*Required task:*
List every line in this data where the string "letter" occurs.
>>
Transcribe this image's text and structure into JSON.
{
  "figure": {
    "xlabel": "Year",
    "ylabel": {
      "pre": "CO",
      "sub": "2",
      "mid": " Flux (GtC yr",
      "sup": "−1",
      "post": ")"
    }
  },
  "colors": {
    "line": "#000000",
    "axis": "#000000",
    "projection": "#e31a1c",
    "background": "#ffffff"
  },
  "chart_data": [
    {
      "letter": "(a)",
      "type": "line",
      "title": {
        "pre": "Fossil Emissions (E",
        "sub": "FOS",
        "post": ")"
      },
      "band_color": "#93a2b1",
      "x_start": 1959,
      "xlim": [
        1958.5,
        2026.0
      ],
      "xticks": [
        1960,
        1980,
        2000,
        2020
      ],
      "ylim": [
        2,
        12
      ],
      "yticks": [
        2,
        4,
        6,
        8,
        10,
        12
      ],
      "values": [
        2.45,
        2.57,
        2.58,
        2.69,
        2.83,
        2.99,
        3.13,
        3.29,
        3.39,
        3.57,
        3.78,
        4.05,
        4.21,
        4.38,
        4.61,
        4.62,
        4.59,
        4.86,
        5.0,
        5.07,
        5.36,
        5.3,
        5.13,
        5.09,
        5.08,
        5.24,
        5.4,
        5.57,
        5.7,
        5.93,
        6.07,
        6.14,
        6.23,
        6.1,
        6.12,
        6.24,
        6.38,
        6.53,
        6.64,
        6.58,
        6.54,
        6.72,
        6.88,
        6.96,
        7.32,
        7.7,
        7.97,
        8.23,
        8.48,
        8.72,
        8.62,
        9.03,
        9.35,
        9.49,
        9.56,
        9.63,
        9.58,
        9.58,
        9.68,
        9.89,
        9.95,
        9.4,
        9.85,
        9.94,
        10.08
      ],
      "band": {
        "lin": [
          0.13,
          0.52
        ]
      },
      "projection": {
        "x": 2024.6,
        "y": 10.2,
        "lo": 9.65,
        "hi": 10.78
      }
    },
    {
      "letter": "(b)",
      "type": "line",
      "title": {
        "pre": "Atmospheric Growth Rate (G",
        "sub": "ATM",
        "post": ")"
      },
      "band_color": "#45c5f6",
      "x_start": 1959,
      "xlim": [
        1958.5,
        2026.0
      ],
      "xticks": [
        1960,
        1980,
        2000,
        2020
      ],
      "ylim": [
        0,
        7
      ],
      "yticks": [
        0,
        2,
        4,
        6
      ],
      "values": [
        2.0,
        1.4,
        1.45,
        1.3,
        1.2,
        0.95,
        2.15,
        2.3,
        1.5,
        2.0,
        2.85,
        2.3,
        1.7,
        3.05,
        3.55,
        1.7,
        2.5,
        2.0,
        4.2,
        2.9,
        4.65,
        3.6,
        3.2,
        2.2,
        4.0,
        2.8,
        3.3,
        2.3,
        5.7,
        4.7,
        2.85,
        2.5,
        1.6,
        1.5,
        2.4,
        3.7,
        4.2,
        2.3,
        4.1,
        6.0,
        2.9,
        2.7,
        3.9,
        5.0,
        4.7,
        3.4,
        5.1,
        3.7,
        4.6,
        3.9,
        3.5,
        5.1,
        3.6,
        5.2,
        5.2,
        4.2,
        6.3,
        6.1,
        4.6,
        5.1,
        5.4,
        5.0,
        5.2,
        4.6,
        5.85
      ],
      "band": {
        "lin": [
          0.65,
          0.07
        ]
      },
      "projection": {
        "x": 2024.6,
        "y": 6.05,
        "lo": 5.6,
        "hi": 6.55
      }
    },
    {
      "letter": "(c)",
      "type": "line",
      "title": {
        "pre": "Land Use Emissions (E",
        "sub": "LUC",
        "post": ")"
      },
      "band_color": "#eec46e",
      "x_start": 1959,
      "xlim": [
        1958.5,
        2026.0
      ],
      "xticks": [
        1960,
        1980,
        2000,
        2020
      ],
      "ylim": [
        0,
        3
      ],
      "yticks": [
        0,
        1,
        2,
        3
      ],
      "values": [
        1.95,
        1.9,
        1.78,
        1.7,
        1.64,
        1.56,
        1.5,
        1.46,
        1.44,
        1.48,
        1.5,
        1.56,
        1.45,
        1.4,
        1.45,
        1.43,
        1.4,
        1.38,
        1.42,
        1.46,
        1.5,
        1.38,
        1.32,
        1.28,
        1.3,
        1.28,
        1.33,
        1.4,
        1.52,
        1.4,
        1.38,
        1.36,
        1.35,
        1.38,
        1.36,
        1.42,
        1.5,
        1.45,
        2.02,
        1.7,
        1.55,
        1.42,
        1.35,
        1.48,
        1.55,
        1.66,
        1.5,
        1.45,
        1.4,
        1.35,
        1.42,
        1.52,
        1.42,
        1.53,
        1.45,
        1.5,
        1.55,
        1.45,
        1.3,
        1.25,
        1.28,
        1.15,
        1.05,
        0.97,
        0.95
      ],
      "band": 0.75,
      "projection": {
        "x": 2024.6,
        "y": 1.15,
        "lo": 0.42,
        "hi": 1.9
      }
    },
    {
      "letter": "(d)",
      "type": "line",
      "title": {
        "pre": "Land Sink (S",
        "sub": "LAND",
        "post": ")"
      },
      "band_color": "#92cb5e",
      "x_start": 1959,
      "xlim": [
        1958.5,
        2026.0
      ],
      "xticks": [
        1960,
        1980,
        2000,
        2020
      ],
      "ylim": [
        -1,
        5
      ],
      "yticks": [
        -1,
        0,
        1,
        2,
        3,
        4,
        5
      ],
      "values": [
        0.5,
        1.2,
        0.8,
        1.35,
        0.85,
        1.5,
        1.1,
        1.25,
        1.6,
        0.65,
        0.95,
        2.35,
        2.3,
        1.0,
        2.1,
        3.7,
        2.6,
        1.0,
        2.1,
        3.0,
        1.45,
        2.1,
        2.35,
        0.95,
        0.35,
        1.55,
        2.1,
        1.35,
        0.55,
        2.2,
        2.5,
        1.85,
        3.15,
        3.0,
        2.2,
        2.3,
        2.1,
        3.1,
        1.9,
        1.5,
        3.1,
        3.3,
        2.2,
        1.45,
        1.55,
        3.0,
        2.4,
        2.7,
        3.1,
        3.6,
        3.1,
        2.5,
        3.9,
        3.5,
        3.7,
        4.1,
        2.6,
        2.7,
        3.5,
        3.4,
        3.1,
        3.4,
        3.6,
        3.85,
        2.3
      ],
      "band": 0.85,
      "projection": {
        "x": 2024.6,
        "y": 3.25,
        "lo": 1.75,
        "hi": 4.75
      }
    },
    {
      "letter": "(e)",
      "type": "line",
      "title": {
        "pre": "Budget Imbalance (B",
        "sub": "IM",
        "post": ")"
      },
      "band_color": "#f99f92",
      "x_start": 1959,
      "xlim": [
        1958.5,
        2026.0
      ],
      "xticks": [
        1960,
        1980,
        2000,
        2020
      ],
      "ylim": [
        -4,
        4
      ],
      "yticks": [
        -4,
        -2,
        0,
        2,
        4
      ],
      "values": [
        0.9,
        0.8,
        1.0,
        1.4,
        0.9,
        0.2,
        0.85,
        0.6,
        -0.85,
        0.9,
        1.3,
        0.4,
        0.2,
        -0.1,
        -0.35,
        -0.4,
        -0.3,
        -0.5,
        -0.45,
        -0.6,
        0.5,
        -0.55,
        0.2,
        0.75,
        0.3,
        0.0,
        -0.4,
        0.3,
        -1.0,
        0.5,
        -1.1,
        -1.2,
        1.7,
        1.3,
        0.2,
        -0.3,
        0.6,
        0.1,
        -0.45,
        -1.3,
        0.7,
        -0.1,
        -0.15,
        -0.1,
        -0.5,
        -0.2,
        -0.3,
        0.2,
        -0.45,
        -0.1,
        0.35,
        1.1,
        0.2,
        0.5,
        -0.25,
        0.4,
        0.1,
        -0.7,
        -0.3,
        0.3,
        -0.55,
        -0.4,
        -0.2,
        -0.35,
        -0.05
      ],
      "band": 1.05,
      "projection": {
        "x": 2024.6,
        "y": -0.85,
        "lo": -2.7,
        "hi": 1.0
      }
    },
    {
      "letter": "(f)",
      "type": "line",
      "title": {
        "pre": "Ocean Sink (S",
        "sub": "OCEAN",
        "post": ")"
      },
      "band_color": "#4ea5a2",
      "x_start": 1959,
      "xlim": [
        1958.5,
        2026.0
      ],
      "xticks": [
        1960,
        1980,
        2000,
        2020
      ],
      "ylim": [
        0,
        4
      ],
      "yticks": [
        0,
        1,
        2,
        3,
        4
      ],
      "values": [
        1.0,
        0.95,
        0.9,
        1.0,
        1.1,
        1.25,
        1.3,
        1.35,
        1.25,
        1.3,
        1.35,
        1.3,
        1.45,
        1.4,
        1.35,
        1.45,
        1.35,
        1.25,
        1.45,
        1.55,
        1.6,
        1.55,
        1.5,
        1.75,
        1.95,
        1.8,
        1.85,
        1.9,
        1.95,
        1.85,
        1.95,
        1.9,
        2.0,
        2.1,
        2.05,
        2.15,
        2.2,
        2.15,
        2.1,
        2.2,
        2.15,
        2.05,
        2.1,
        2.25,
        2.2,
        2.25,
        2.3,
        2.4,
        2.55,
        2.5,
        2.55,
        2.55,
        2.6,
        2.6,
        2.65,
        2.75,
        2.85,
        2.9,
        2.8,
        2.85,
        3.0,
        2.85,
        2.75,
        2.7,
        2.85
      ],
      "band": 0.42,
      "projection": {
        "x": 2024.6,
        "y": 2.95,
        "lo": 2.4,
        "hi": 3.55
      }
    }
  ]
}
<<
*Output for this task:*
      "letter": "(a)",
      "letter": "(b)",
      "letter": "(c)",
      "letter": "(d)",
      "letter": "(e)",
      "letter": "(f)",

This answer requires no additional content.